--- Start Records to use ---

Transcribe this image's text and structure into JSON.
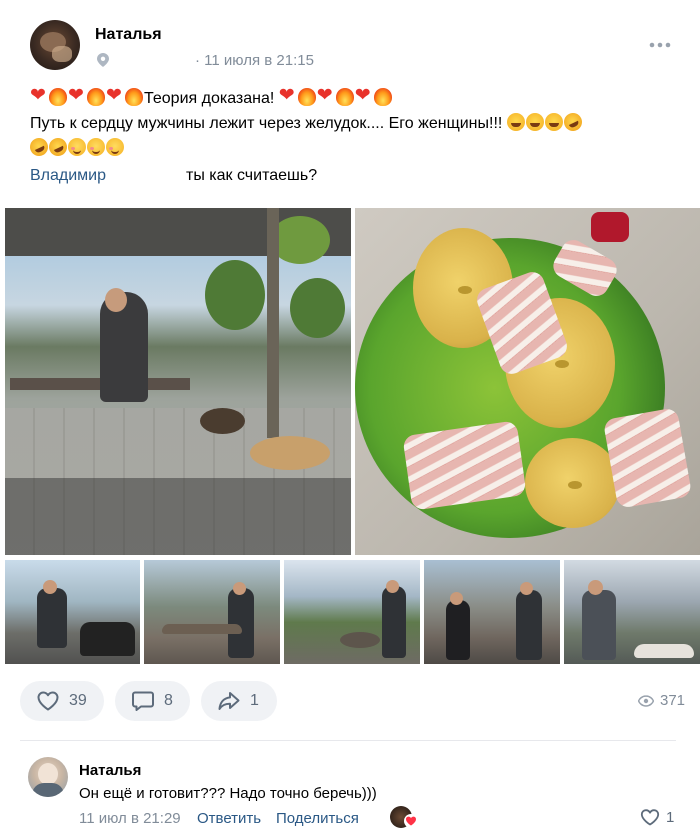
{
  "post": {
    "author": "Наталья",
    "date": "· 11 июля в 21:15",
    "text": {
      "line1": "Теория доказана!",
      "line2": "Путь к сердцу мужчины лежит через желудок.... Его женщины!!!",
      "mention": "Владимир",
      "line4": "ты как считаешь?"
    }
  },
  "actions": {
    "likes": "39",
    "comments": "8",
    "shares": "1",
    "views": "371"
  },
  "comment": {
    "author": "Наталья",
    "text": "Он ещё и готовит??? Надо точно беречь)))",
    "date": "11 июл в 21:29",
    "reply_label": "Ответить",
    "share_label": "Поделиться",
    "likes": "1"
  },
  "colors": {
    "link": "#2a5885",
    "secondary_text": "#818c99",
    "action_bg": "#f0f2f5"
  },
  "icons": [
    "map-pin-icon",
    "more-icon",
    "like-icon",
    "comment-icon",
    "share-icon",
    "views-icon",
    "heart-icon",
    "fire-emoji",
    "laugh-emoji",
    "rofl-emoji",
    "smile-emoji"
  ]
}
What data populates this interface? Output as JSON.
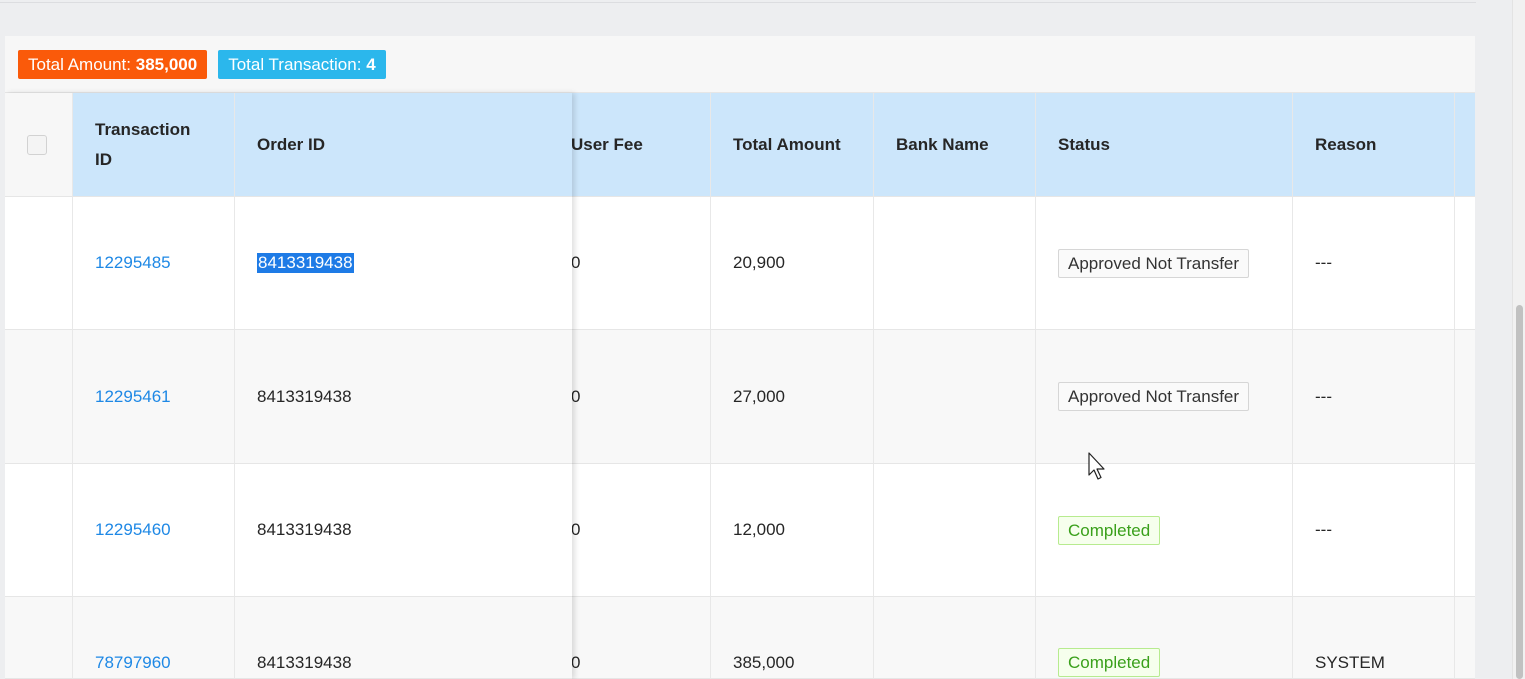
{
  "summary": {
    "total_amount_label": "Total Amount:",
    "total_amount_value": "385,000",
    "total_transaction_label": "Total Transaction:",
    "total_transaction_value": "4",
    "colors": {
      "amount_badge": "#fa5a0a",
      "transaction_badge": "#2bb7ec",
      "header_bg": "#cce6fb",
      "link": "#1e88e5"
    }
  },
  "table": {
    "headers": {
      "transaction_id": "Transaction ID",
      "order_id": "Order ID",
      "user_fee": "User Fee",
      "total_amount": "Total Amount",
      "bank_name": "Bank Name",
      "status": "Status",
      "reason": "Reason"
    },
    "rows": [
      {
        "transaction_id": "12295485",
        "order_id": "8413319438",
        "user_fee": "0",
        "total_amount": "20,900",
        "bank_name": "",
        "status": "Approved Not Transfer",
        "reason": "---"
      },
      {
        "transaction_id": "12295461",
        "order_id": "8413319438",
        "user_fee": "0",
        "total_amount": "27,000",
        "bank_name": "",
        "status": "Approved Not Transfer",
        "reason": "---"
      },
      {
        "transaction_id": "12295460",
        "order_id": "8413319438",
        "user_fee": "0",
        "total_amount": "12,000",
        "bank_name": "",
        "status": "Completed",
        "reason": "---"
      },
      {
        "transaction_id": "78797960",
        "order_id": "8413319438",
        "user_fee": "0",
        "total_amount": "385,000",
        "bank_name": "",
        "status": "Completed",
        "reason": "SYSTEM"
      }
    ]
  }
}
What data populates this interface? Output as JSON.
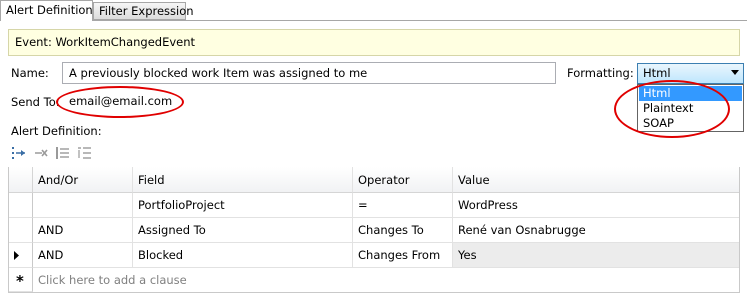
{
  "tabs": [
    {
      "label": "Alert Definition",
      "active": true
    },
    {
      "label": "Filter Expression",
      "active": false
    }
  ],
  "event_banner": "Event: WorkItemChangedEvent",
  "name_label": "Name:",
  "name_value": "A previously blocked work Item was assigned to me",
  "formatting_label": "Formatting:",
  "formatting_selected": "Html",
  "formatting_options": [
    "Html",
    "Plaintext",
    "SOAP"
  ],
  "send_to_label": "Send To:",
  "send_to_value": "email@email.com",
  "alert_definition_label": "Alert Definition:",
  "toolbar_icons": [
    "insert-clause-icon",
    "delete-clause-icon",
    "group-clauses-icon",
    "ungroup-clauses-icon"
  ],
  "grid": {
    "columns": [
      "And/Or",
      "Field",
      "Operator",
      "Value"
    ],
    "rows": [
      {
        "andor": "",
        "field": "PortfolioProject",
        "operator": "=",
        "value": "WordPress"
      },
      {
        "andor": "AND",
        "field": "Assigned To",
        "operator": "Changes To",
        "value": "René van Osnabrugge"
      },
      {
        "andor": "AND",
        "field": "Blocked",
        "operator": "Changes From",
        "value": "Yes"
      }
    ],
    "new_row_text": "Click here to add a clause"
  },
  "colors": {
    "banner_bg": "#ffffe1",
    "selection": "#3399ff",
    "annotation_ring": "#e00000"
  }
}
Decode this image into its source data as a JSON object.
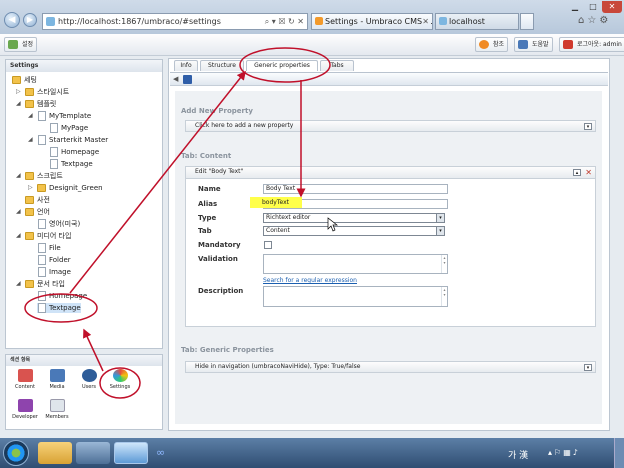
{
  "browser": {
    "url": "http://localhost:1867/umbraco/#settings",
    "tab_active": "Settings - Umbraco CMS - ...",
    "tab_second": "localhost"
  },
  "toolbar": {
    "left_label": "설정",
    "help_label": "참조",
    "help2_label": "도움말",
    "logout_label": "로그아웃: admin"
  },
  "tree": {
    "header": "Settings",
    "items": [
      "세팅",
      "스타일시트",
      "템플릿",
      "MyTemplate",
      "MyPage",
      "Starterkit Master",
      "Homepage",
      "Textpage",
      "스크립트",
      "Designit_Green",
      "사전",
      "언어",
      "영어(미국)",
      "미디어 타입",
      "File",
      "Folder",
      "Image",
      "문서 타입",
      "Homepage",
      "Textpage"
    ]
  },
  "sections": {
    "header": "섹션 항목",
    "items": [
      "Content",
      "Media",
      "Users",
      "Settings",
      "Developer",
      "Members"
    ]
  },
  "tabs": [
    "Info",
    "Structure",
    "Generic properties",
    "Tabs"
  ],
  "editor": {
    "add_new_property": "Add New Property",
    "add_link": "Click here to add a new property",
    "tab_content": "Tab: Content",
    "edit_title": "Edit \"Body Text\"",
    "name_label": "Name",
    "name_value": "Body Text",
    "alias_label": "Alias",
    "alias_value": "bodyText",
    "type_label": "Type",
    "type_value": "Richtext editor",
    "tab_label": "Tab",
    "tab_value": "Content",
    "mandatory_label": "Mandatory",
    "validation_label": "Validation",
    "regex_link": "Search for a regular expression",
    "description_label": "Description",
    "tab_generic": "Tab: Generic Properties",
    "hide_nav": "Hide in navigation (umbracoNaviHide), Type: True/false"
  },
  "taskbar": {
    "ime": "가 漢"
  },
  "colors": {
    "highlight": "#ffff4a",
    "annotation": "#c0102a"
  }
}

--- End Records to use ---

Goal:
Copy everything in the records above except the pictures, exactly as written.

Solution to this task:
Transcribe this image's text and structure into JSON.
{
  "post": {
    "author": "Наталья",
    "date": "· 11 июля в 21:15",
    "text": {
      "line1": "Теория доказана!",
      "line2": "Путь к сердцу мужчины лежит через желудок.... Его женщины!!!",
      "mention": "Владимир",
      "line4": "ты как считаешь?"
    }
  },
  "actions": {
    "likes": "39",
    "comments": "8",
    "shares": "1",
    "views": "371"
  },
  "comment": {
    "author": "Наталья",
    "text": "Он ещё и готовит??? Надо точно беречь)))",
    "date": "11 июл в 21:29",
    "reply_label": "Ответить",
    "share_label": "Поделиться",
    "likes": "1"
  },
  "colors": {
    "link": "#2a5885",
    "secondary_text": "#818c99",
    "action_bg": "#f0f2f5"
  },
  "icons": [
    "map-pin-icon",
    "more-icon",
    "like-icon",
    "comment-icon",
    "share-icon",
    "views-icon",
    "heart-icon",
    "fire-emoji",
    "laugh-emoji",
    "rofl-emoji",
    "smile-emoji"
  ]
}
What data populates this interface? Output as JSON.
{
  "summary": {
    "total_amount_label": "Total Amount:",
    "total_amount_value": "385,000",
    "total_transaction_label": "Total Transaction:",
    "total_transaction_value": "4",
    "colors": {
      "amount_badge": "#fa5a0a",
      "transaction_badge": "#2bb7ec",
      "header_bg": "#cce6fb",
      "link": "#1e88e5"
    }
  },
  "table": {
    "headers": {
      "transaction_id": "Transaction ID",
      "order_id": "Order ID",
      "user_fee": "User Fee",
      "total_amount": "Total Amount",
      "bank_name": "Bank Name",
      "status": "Status",
      "reason": "Reason"
    },
    "rows": [
      {
        "transaction_id": "12295485",
        "order_id": "8413319438",
        "user_fee": "0",
        "total_amount": "20,900",
        "bank_name": "",
        "status": "Approved Not Transfer",
        "reason": "---"
      },
      {
        "transaction_id": "12295461",
        "order_id": "8413319438",
        "user_fee": "0",
        "total_amount": "27,000",
        "bank_name": "",
        "status": "Approved Not Transfer",
        "reason": "---"
      },
      {
        "transaction_id": "12295460",
        "order_id": "8413319438",
        "user_fee": "0",
        "total_amount": "12,000",
        "bank_name": "",
        "status": "Completed",
        "reason": "---"
      },
      {
        "transaction_id": "78797960",
        "order_id": "8413319438",
        "user_fee": "0",
        "total_amount": "385,000",
        "bank_name": "",
        "status": "Completed",
        "reason": "SYSTEM"
      }
    ]
  }
}
What data populates this interface? Output as JSON.
{
  "tabs": [
    {
      "label": "Alert Definition",
      "active": true
    },
    {
      "label": "Filter Expression",
      "active": false
    }
  ],
  "event_banner": "Event: WorkItemChangedEvent",
  "name_label": "Name:",
  "name_value": "A previously blocked work Item was assigned to me",
  "formatting_label": "Formatting:",
  "formatting_selected": "Html",
  "formatting_options": [
    "Html",
    "Plaintext",
    "SOAP"
  ],
  "send_to_label": "Send To:",
  "send_to_value": "email@email.com",
  "alert_definition_label": "Alert Definition:",
  "toolbar_icons": [
    "insert-clause-icon",
    "delete-clause-icon",
    "group-clauses-icon",
    "ungroup-clauses-icon"
  ],
  "grid": {
    "columns": [
      "And/Or",
      "Field",
      "Operator",
      "Value"
    ],
    "rows": [
      {
        "andor": "",
        "field": "PortfolioProject",
        "operator": "=",
        "value": "WordPress"
      },
      {
        "andor": "AND",
        "field": "Assigned To",
        "operator": "Changes To",
        "value": "René van Osnabrugge"
      },
      {
        "andor": "AND",
        "field": "Blocked",
        "operator": "Changes From",
        "value": "Yes"
      }
    ],
    "new_row_text": "Click here to add a clause"
  },
  "colors": {
    "banner_bg": "#ffffe1",
    "selection": "#3399ff",
    "annotation_ring": "#e00000"
  }
}
Decode this image into its source data as a JSON object.
{
  "browser": {
    "url": "http://localhost:1867/umbraco/#settings",
    "tab_active": "Settings - Umbraco CMS - ...",
    "tab_second": "localhost"
  },
  "toolbar": {
    "left_label": "설정",
    "help_label": "참조",
    "help2_label": "도움말",
    "logout_label": "로그아웃: admin"
  },
  "tree": {
    "header": "Settings",
    "items": [
      "세팅",
      "스타일시트",
      "템플릿",
      "MyTemplate",
      "MyPage",
      "Starterkit Master",
      "Homepage",
      "Textpage",
      "스크립트",
      "Designit_Green",
      "사전",
      "언어",
      "영어(미국)",
      "미디어 타입",
      "File",
      "Folder",
      "Image",
      "문서 타입",
      "Homepage",
      "Textpage"
    ]
  },
  "sections": {
    "header": "섹션 항목",
    "items": [
      "Content",
      "Media",
      "Users",
      "Settings",
      "Developer",
      "Members"
    ]
  },
  "tabs": [
    "Info",
    "Structure",
    "Generic properties",
    "Tabs"
  ],
  "editor": {
    "add_new_property": "Add New Property",
    "add_link": "Click here to add a new property",
    "tab_content": "Tab: Content",
    "edit_title": "Edit \"Body Text\"",
    "name_label": "Name",
    "name_value": "Body Text",
    "alias_label": "Alias",
    "alias_value": "bodyText",
    "type_label": "Type",
    "type_value": "Richtext editor",
    "tab_label": "Tab",
    "tab_value": "Content",
    "mandatory_label": "Mandatory",
    "validation_label": "Validation",
    "regex_link": "Search for a regular expression",
    "description_label": "Description",
    "tab_generic": "Tab: Generic Properties",
    "hide_nav": "Hide in navigation (umbracoNaviHide), Type: True/false"
  },
  "taskbar": {
    "ime": "가 漢"
  },
  "colors": {
    "highlight": "#ffff4a",
    "annotation": "#c0102a"
  }
}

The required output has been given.